Saved data entries
[BEGIN]

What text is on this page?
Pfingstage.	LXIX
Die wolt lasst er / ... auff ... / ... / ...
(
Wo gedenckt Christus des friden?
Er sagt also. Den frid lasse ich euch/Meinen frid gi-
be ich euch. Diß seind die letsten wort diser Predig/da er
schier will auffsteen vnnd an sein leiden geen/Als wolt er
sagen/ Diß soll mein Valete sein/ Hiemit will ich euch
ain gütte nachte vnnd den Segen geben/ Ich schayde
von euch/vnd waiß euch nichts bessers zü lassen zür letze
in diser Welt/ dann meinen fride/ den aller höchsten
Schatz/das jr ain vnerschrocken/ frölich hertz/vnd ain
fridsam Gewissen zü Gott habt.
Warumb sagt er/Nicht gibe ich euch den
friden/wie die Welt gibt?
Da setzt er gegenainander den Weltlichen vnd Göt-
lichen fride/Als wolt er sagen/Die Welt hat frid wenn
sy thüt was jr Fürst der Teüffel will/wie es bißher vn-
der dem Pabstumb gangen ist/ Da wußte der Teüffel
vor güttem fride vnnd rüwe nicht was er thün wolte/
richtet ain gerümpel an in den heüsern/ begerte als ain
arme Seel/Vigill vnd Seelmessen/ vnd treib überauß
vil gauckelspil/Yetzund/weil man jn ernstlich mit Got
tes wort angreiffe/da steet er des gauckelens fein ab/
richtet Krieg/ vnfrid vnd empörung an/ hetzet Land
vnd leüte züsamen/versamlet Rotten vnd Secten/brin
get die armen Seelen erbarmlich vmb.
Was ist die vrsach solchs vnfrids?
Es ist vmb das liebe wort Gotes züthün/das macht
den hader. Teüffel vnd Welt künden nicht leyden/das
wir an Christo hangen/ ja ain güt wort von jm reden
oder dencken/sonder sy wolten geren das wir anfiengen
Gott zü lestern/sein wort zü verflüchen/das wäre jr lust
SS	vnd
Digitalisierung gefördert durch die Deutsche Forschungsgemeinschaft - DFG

[END]

** Requirement **
Write down the full listing again, exactly.

** Task answer **
What text is on this page?
Pfingstage.	LXIX
Die wolt lasst er / ... auff ... / ... / ...
(
Wo gedenckt Christus des friden?
Er sagt also. Den frid lasse ich euch/Meinen frid gi-
be ich euch. Diß seind die letsten wort diser Predig/da er
schier will auffsteen vnnd an sein leiden geen/Als wolt er
sagen/ Diß soll mein Valete sein/ Hiemit will ich euch
ain gütte nachte vnnd den Segen geben/ Ich schayde
von euch/vnd waiß euch nichts bessers zü lassen zür letze
in diser Welt/ dann meinen fride/ den aller höchsten
Schatz/das jr ain vnerschrocken/ frölich hertz/vnd ain
fridsam Gewissen zü Gott habt.
Warumb sagt er/Nicht gibe ich euch den
friden/wie die Welt gibt?
Da setzt er gegenainander den Weltlichen vnd Göt-
lichen fride/Als wolt er sagen/Die Welt hat frid wenn
sy thüt was jr Fürst der Teüffel will/wie es bißher vn-
der dem Pabstumb gangen ist/ Da wußte der Teüffel
vor güttem fride vnnd rüwe nicht was er thün wolte/
richtet ain gerümpel an in den heüsern/ begerte als ain
arme Seel/Vigill vnd Seelmessen/ vnd treib überauß
vil gauckelspil/Yetzund/weil man jn ernstlich mit Got
tes wort angreiffe/da steet er des gauckelens fein ab/
richtet Krieg/ vnfrid vnd empörung an/ hetzet Land
vnd leüte züsamen/versamlet Rotten vnd Secten/brin
get die armen Seelen erbarmlich vmb.
Was ist die vrsach solchs vnfrids?
Es ist vmb das liebe wort Gotes züthün/das macht
den hader. Teüffel vnd Welt künden nicht leyden/das
wir an Christo hangen/ ja ain güt wort von jm reden
oder dencken/sonder sy wolten geren das wir anfiengen
Gott zü lestern/sein wort zü verflüchen/das wäre jr lust
SS	vnd
Digitalisierung gefördert durch die Deutsche Forschungsgemeinschaft - DFG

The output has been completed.